**Task to carry out**
Output the lines that follow exactly as they are.

[begin Record list]

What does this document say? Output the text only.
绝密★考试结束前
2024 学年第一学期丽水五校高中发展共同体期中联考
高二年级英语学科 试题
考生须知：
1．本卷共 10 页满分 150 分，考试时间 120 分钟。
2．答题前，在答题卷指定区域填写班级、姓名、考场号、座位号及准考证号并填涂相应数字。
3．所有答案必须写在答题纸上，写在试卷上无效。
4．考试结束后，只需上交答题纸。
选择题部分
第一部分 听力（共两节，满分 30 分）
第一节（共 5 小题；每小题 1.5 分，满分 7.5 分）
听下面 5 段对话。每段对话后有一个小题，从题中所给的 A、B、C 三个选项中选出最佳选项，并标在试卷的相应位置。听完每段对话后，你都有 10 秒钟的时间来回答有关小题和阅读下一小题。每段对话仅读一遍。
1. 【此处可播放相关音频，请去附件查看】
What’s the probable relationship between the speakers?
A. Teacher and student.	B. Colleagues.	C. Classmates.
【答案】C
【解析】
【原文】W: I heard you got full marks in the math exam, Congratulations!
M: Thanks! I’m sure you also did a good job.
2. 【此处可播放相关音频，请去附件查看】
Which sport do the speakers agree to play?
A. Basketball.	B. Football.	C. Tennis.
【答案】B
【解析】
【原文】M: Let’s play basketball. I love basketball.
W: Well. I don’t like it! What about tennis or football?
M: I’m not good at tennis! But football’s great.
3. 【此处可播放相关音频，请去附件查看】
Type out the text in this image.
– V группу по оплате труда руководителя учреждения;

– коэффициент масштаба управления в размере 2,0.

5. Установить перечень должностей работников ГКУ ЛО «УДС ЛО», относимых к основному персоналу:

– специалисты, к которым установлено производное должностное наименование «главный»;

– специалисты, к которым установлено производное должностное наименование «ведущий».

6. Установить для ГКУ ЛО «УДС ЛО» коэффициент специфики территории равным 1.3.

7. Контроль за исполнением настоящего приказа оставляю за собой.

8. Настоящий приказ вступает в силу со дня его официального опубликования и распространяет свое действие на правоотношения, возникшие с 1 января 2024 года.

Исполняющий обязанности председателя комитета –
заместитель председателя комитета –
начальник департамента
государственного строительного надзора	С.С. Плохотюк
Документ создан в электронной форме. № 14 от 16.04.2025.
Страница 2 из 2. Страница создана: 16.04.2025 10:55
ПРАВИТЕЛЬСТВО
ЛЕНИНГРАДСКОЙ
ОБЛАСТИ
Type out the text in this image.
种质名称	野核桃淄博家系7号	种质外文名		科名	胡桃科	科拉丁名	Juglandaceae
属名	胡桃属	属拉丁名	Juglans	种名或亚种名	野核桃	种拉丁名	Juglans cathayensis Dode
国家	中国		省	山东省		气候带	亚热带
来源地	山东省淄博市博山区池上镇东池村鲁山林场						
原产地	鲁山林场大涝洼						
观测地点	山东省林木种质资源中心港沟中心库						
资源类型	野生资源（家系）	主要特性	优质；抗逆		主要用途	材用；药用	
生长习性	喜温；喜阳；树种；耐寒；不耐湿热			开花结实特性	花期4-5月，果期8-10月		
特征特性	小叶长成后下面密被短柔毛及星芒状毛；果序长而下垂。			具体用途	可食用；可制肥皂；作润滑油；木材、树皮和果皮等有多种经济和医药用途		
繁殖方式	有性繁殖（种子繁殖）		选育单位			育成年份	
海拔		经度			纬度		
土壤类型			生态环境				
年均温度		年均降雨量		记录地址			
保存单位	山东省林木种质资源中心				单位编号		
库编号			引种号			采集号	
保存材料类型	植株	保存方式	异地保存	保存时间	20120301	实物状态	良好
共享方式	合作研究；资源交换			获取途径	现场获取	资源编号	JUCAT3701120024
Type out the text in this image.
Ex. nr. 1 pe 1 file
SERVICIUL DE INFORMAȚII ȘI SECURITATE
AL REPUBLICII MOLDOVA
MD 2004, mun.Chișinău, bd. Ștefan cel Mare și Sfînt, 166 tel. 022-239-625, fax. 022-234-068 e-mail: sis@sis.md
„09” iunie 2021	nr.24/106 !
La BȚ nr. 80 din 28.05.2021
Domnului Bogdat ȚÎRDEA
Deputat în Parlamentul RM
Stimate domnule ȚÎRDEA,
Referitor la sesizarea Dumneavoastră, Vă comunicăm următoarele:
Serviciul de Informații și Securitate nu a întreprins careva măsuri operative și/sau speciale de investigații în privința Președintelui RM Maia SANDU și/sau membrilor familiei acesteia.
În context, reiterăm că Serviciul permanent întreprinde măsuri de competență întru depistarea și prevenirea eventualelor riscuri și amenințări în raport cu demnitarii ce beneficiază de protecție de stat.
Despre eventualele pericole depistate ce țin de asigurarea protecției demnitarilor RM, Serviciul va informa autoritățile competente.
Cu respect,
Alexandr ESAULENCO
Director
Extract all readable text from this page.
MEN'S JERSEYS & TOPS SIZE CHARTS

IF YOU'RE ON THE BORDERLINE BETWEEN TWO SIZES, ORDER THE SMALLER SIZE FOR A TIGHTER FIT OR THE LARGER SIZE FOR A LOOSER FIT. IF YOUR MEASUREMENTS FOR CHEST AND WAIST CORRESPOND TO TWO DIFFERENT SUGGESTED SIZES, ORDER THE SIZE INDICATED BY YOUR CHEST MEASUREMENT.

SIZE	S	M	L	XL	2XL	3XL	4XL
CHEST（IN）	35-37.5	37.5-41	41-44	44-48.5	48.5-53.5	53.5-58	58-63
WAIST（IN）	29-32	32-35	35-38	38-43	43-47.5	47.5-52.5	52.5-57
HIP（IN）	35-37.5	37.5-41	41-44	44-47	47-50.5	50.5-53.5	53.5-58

[end Record list]

**Exercise answer**
What does this document say? Output the text only.
绝密★考试结束前
2024 学年第一学期丽水五校高中发展共同体期中联考
高二年级英语学科 试题
考生须知：
1．本卷共 10 页满分 150 分，考试时间 120 分钟。
2．答题前，在答题卷指定区域填写班级、姓名、考场号、座位号及准考证号并填涂相应数字。
3．所有答案必须写在答题纸上，写在试卷上无效。
4．考试结束后，只需上交答题纸。
选择题部分
第一部分 听力（共两节，满分 30 分）
第一节（共 5 小题；每小题 1.5 分，满分 7.5 分）
听下面 5 段对话。每段对话后有一个小题，从题中所给的 A、B、C 三个选项中选出最佳选项，并标在试卷的相应位置。听完每段对话后，你都有 10 秒钟的时间来回答有关小题和阅读下一小题。每段对话仅读一遍。
1. 【此处可播放相关音频，请去附件查看】
What’s the probable relationship between the speakers?
A. Teacher and student.	B. Colleagues.	C. Classmates.
【答案】C
【解析】
【原文】W: I heard you got full marks in the math exam, Congratulations!
M: Thanks! I’m sure you also did a good job.
2. 【此处可播放相关音频，请去附件查看】
Which sport do the speakers agree to play?
A. Basketball.	B. Football.	C. Tennis.
【答案】B
【解析】
【原文】M: Let’s play basketball. I love basketball.
W: Well. I don’t like it! What about tennis or football?
M: I’m not good at tennis! But football’s great.
3. 【此处可播放相关音频，请去附件查看】
Type out the text in this image.
– V группу по оплате труда руководителя учреждения;

– коэффициент масштаба управления в размере 2,0.

5. Установить перечень должностей работников ГКУ ЛО «УДС ЛО», относимых к основному персоналу:

– специалисты, к которым установлено производное должностное наименование «главный»;

– специалисты, к которым установлено производное должностное наименование «ведущий».

6. Установить для ГКУ ЛО «УДС ЛО» коэффициент специфики территории равным 1.3.

7. Контроль за исполнением настоящего приказа оставляю за собой.

8. Настоящий приказ вступает в силу со дня его официального опубликования и распространяет свое действие на правоотношения, возникшие с 1 января 2024 года.

Исполняющий обязанности председателя комитета –
заместитель председателя комитета –
начальник департамента
государственного строительного надзора	С.С. Плохотюк
Документ создан в электронной форме. № 14 от 16.04.2025.
Страница 2 из 2. Страница создана: 16.04.2025 10:55
ПРАВИТЕЛЬСТВО
ЛЕНИНГРАДСКОЙ
ОБЛАСТИ
Type out the text in this image.
种质名称	野核桃淄博家系7号	种质外文名		科名	胡桃科	科拉丁名	Juglandaceae
属名	胡桃属	属拉丁名	Juglans	种名或亚种名	野核桃	种拉丁名	Juglans cathayensis Dode
国家	中国		省	山东省		气候带	亚热带
来源地	山东省淄博市博山区池上镇东池村鲁山林场						
原产地	鲁山林场大涝洼						
观测地点	山东省林木种质资源中心港沟中心库						
资源类型	野生资源（家系）	主要特性	优质；抗逆		主要用途	材用；药用	
生长习性	喜温；喜阳；树种；耐寒；不耐湿热			开花结实特性	花期4-5月，果期8-10月		
特征特性	小叶长成后下面密被短柔毛及星芒状毛；果序长而下垂。			具体用途	可食用；可制肥皂；作润滑油；木材、树皮和果皮等有多种经济和医药用途		
繁殖方式	有性繁殖（种子繁殖）		选育单位			育成年份	
海拔		经度			纬度		
土壤类型			生态环境				
年均温度		年均降雨量		记录地址			
保存单位	山东省林木种质资源中心				单位编号		
库编号			引种号			采集号	
保存材料类型	植株	保存方式	异地保存	保存时间	20120301	实物状态	良好
共享方式	合作研究；资源交换			获取途径	现场获取	资源编号	JUCAT3701120024
Type out the text in this image.
Ex. nr. 1 pe 1 file
SERVICIUL DE INFORMAȚII ȘI SECURITATE
AL REPUBLICII MOLDOVA
MD 2004, mun.Chișinău, bd. Ștefan cel Mare și Sfînt, 166 tel. 022-239-625, fax. 022-234-068 e-mail: sis@sis.md
„09” iunie 2021	nr.24/106 !
La BȚ nr. 80 din 28.05.2021
Domnului Bogdat ȚÎRDEA
Deputat în Parlamentul RM
Stimate domnule ȚÎRDEA,
Referitor la sesizarea Dumneavoastră, Vă comunicăm următoarele:
Serviciul de Informații și Securitate nu a întreprins careva măsuri operative și/sau speciale de investigații în privința Președintelui RM Maia SANDU și/sau membrilor familiei acesteia.
În context, reiterăm că Serviciul permanent întreprinde măsuri de competență întru depistarea și prevenirea eventualelor riscuri și amenințări în raport cu demnitarii ce beneficiază de protecție de stat.
Despre eventualele pericole depistate ce țin de asigurarea protecției demnitarilor RM, Serviciul va informa autoritățile competente.
Cu respect,
Alexandr ESAULENCO
Director
Extract all readable text from this page.
MEN'S JERSEYS & TOPS SIZE CHARTS

IF YOU'RE ON THE BORDERLINE BETWEEN TWO SIZES, ORDER THE SMALLER SIZE FOR A TIGHTER FIT OR THE LARGER SIZE FOR A LOOSER FIT. IF YOUR MEASUREMENTS FOR CHEST AND WAIST CORRESPOND TO TWO DIFFERENT SUGGESTED SIZES, ORDER THE SIZE INDICATED BY YOUR CHEST MEASUREMENT.

SIZE	S	M	L	XL	2XL	3XL	4XL
CHEST（IN）	35-37.5	37.5-41	41-44	44-48.5	48.5-53.5	53.5-58	58-63
WAIST（IN）	29-32	32-35	35-38	38-43	43-47.5	47.5-52.5	52.5-57
HIP（IN）	35-37.5	37.5-41	41-44	44-47	47-50.5	50.5-53.5	53.5-58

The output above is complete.